**YOUR OBJECTIVE:**
In the data below, find every line that has the string "icon", and copy it.

**DATA FOR PROCESSING:**
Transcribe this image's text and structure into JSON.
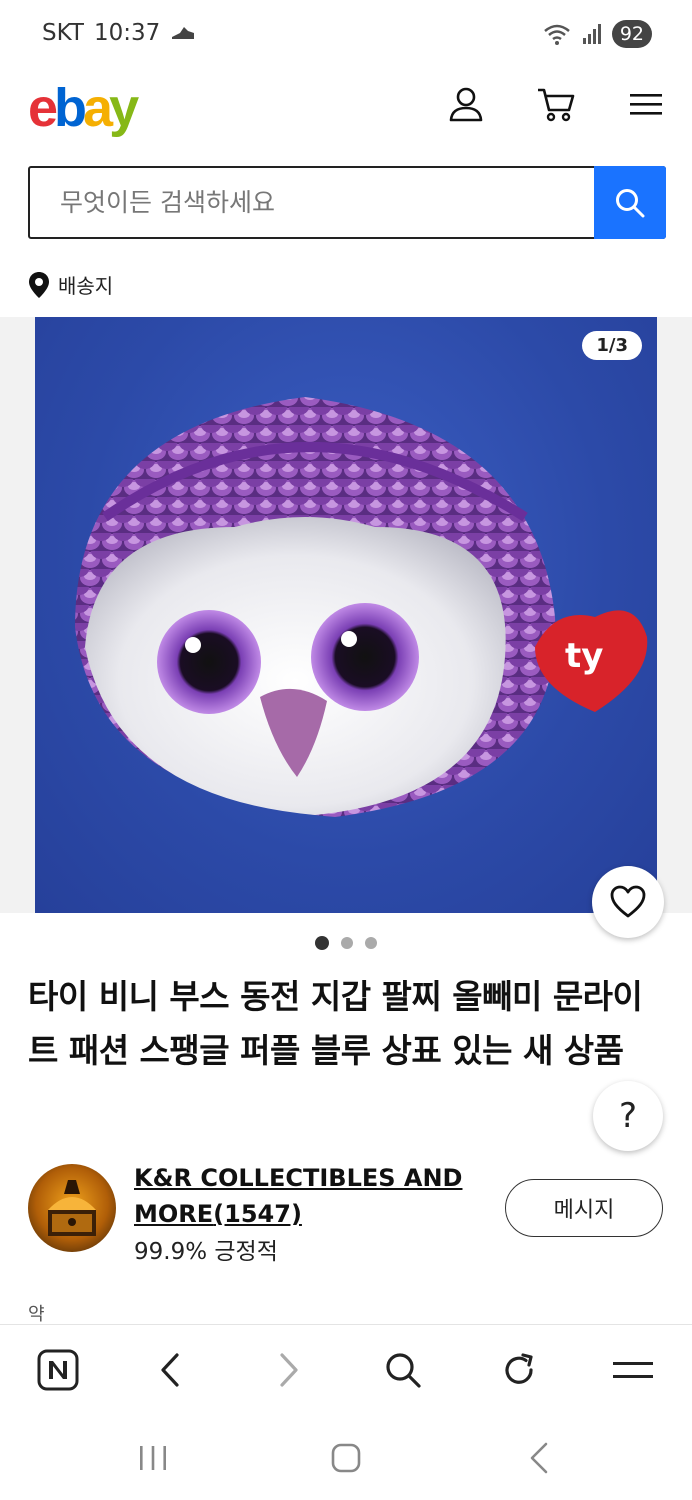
{
  "status_bar": {
    "carrier": "SKT",
    "time": "10:37",
    "battery": "92"
  },
  "header": {
    "logo": {
      "e": "e",
      "b": "b",
      "a": "a",
      "y": "y"
    }
  },
  "search": {
    "placeholder": "무엇이든 검색하세요"
  },
  "ship_to": {
    "label": "배송지"
  },
  "gallery": {
    "counter": "1/3",
    "dots": 3,
    "active_dot": 0
  },
  "listing": {
    "title": "타이 비니 부스 동전 지갑 팔찌 올빼미 문라이트 패션 스팽글 퍼플 블루 상표 있는 새 상품"
  },
  "help": {
    "label": "?"
  },
  "seller": {
    "name": "K&R COLLECTIBLES AND MORE",
    "feedback_count": "(1547)",
    "rating": "99.9% 긍정적",
    "message_button": "메시지"
  },
  "cutoff_text": "약",
  "colors": {
    "search_button": "#1a73ff",
    "logo_e": "#e53238",
    "logo_b": "#0064d2",
    "logo_a": "#f5af02",
    "logo_y": "#86b817"
  }
}
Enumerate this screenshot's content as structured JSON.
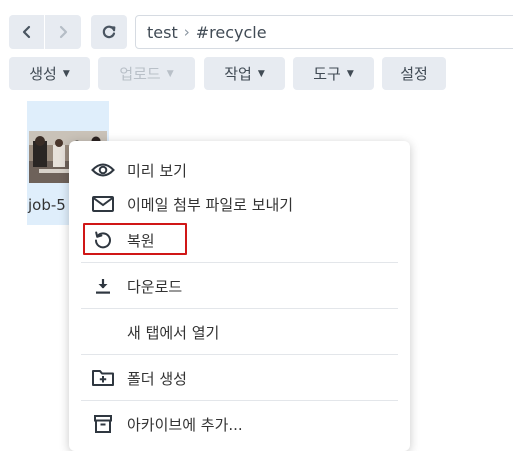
{
  "nav": {
    "back_icon": "chevron-left-icon",
    "forward_icon": "chevron-right-icon",
    "refresh_icon": "refresh-icon"
  },
  "path": {
    "segments": [
      "test",
      "#recycle"
    ],
    "separator": "›"
  },
  "toolbar": {
    "create": "생성",
    "upload": "업로드",
    "action": "작업",
    "tools": "도구",
    "settings": "설정"
  },
  "file": {
    "name": "job-5"
  },
  "context_menu": {
    "preview": "미리 보기",
    "email": "이메일 첨부 파일로 보내기",
    "restore": "복원",
    "download": "다운로드",
    "open_new_tab": "새 탭에서 열기",
    "new_folder": "폴더 생성",
    "add_archive": "아카이브에 추가..."
  },
  "colors": {
    "selected_tile": "#dfeefb",
    "button_bg": "#e7ebf1",
    "highlight_border": "#d01717"
  }
}
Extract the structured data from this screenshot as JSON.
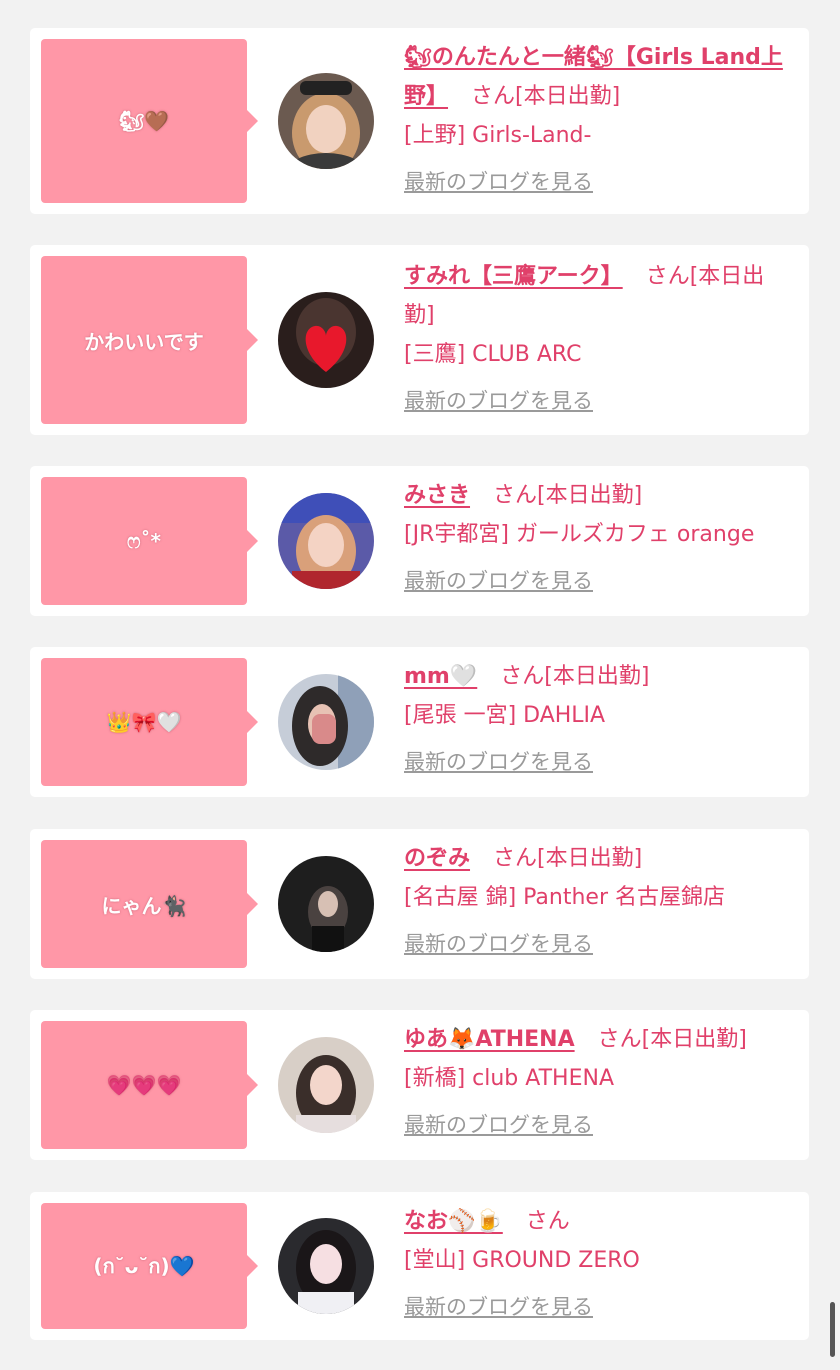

**ANSWER TO THE PROBLEM:**
    "back_icon": "chevron-left-icon",
    "forward_icon": "chevron-right-icon",
    "refresh_icon": "refresh-icon"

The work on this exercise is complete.